• STATED PROBLEM: Extract every line below that contains the word "Chuka".

*** DATA FOR THIS TASK ***

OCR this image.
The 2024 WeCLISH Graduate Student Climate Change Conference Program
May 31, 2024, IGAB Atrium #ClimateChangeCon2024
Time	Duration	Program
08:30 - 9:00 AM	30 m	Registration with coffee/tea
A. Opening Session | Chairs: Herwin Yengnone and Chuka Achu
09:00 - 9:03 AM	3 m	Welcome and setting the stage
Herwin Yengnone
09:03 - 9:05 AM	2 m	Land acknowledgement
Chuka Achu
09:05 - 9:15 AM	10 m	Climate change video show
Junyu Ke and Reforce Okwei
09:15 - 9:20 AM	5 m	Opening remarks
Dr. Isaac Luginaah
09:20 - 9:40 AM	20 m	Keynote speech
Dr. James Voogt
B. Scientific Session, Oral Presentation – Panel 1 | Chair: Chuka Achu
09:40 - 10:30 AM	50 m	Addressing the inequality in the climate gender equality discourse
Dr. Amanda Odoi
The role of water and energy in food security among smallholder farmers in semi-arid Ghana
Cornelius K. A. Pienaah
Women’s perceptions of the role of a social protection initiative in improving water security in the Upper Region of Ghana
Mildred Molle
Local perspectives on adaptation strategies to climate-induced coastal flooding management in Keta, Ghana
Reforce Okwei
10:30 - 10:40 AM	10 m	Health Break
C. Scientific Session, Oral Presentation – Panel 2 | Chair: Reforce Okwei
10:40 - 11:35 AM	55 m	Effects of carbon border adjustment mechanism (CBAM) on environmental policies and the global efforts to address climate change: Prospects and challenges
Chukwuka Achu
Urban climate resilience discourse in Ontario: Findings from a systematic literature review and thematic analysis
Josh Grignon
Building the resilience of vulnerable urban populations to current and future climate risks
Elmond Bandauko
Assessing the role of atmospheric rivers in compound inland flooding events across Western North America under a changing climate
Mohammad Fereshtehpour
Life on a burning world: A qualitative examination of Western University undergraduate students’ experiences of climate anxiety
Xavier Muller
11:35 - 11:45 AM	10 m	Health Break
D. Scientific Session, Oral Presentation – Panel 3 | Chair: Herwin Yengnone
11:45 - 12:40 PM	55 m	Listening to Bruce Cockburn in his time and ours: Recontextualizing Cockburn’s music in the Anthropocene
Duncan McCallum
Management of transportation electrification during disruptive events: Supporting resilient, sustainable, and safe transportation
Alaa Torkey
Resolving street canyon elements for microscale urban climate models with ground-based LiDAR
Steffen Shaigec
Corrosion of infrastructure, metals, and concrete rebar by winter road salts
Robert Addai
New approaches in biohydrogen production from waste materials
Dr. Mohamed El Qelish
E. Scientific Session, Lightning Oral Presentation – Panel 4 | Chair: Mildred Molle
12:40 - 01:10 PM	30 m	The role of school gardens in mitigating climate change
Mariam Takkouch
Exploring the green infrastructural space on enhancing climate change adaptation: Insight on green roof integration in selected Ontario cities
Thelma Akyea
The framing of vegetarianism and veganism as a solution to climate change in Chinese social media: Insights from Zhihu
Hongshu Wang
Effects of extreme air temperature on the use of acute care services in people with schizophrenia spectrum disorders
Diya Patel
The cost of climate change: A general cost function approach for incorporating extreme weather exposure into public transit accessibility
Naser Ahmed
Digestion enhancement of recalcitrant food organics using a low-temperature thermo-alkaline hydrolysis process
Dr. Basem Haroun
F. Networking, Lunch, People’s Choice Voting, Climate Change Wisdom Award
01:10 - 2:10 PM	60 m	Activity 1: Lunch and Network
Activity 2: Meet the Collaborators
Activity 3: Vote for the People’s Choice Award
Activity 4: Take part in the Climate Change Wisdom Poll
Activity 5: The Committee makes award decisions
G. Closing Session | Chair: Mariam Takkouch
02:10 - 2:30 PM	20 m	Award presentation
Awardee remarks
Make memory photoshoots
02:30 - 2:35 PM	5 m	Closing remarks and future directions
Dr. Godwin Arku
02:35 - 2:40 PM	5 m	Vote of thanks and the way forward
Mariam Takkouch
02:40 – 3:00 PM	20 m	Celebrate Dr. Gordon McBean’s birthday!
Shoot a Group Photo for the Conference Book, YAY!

***

• THE RESULT:
A. Opening Session | Chairs: Herwin Yengnone and Chuka Achu
Chuka Achu
B. Scientific Session, Oral Presentation – Panel 1 | Chair: Chuka Achu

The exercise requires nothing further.